╭─ Data for this exercise

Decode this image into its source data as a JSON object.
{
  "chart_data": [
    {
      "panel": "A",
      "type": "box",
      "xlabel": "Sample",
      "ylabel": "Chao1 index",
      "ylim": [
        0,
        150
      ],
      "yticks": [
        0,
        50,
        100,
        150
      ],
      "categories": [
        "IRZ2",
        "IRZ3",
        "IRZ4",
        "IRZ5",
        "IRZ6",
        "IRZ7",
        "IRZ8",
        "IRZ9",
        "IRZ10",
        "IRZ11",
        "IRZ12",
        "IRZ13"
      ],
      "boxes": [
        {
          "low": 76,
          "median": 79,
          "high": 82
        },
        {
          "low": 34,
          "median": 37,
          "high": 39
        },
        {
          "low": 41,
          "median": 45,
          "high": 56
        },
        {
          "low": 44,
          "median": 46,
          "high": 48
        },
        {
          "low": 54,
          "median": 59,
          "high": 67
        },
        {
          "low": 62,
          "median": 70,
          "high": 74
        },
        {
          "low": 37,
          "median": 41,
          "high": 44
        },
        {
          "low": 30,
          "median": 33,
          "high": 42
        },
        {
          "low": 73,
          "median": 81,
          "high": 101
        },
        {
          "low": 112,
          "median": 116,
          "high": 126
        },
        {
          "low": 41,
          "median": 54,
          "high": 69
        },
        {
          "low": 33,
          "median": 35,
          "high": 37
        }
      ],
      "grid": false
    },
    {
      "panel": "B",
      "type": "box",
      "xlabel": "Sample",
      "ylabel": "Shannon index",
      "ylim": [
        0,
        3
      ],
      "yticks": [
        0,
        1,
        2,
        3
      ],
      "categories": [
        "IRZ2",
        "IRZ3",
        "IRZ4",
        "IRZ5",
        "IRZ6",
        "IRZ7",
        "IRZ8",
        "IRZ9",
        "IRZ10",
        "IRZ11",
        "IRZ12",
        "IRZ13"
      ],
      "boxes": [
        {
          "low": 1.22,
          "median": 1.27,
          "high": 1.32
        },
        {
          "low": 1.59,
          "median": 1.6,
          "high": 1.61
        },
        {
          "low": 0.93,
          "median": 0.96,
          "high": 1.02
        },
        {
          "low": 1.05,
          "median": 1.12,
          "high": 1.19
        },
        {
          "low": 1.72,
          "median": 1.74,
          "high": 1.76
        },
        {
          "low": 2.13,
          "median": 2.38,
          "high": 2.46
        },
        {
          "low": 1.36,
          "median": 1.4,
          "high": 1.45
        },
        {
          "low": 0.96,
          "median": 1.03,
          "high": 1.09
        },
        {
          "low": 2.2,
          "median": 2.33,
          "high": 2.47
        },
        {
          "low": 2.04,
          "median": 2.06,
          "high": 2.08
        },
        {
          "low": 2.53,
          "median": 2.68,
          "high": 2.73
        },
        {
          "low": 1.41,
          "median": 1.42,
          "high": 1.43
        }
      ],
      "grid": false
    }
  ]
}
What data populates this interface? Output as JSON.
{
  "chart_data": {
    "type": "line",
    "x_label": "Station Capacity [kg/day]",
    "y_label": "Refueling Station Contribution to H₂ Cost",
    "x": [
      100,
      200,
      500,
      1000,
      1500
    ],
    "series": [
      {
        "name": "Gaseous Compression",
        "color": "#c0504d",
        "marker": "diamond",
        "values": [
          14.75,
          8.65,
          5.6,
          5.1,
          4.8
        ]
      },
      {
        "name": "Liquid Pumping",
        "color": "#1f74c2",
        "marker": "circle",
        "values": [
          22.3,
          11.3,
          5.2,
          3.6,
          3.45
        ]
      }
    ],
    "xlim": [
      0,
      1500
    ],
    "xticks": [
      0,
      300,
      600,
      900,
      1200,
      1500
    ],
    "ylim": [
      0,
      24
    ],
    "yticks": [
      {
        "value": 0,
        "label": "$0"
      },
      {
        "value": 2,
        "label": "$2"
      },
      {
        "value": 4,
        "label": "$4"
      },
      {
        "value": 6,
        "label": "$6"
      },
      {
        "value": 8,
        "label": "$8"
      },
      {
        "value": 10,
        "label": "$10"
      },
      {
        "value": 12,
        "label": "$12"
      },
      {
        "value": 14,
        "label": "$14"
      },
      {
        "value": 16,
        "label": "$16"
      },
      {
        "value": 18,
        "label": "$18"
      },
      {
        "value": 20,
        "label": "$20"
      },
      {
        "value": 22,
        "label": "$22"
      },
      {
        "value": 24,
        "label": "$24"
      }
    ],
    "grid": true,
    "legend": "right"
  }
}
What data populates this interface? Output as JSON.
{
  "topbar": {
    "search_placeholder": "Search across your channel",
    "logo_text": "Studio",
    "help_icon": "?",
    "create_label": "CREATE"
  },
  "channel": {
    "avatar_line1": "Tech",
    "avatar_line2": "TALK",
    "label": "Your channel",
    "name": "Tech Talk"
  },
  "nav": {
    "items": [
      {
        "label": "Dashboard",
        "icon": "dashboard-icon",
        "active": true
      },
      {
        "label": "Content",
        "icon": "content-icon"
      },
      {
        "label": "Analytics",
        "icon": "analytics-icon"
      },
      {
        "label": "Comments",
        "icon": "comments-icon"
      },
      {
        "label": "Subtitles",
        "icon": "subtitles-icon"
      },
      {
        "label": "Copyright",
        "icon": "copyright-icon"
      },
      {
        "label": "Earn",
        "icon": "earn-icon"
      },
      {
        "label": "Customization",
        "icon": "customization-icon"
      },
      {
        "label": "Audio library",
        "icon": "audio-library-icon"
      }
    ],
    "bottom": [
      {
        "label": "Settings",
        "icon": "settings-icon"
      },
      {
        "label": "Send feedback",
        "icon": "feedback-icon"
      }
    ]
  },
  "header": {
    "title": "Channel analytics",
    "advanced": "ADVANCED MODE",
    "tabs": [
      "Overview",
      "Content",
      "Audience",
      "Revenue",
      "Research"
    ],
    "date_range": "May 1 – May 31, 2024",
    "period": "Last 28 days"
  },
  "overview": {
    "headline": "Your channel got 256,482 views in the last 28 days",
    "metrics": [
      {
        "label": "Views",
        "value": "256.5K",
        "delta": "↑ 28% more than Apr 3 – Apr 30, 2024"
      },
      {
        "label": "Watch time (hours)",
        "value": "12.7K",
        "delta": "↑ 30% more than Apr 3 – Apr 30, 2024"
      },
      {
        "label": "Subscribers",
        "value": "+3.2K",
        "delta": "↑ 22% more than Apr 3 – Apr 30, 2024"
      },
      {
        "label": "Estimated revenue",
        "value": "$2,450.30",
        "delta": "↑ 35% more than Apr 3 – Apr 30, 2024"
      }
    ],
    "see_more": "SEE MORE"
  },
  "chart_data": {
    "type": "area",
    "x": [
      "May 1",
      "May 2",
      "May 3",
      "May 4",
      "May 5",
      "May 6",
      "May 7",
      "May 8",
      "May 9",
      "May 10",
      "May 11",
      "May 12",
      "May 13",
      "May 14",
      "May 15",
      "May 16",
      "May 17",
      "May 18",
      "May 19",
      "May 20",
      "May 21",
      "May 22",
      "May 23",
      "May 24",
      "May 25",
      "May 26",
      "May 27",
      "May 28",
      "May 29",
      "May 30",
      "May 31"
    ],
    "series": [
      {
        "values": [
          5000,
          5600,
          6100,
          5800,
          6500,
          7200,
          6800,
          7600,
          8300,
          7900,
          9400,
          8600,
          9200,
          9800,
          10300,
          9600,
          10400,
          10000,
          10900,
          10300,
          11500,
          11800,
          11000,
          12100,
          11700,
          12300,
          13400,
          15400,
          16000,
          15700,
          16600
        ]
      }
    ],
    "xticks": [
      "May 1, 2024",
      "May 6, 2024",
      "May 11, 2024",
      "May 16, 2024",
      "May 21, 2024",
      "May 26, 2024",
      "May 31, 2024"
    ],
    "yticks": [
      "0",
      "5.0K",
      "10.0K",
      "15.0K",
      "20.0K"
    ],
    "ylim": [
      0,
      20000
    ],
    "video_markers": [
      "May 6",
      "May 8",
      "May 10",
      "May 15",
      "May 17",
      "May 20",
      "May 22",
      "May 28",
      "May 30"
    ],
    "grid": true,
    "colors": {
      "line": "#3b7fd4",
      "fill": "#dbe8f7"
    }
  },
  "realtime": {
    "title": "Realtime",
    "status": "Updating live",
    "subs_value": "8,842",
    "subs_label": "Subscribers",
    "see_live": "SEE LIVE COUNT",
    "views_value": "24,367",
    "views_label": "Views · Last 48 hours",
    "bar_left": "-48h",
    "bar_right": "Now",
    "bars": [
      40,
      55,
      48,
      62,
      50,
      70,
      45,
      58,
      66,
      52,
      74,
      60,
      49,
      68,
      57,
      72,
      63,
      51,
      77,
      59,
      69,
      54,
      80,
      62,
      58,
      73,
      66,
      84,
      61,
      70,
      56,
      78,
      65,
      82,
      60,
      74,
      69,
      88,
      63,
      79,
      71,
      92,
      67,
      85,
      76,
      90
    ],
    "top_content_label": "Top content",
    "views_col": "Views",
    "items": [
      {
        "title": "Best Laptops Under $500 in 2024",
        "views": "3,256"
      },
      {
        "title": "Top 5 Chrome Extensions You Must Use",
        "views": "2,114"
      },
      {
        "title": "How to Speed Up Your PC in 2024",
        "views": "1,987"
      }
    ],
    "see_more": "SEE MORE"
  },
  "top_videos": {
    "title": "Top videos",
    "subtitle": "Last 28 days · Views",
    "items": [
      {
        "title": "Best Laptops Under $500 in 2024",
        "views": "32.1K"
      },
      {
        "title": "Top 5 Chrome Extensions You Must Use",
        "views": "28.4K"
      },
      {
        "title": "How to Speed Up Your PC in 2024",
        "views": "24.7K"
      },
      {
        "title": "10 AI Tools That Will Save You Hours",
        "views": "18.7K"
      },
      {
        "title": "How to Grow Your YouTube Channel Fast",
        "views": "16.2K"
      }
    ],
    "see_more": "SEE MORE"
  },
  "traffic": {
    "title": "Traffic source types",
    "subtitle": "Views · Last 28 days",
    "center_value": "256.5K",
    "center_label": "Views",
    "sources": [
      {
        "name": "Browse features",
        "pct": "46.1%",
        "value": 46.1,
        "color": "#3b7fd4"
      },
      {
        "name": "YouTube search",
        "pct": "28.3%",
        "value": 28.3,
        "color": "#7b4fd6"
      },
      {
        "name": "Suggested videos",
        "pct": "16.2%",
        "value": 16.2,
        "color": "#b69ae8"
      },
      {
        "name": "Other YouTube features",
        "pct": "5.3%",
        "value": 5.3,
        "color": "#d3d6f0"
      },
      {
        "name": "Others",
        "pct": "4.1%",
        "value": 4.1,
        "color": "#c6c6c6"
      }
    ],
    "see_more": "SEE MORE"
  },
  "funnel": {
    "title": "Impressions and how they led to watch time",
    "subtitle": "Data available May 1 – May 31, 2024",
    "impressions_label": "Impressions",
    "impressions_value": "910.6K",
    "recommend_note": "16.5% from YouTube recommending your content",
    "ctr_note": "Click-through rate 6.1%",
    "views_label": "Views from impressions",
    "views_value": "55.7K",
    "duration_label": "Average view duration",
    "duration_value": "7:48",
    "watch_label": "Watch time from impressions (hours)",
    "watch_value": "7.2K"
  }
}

╰─

◆ Your goal: How many of the lines in the listing above hold the word "ylabel"? Report only that figure.

◆ Solution to this problem: 2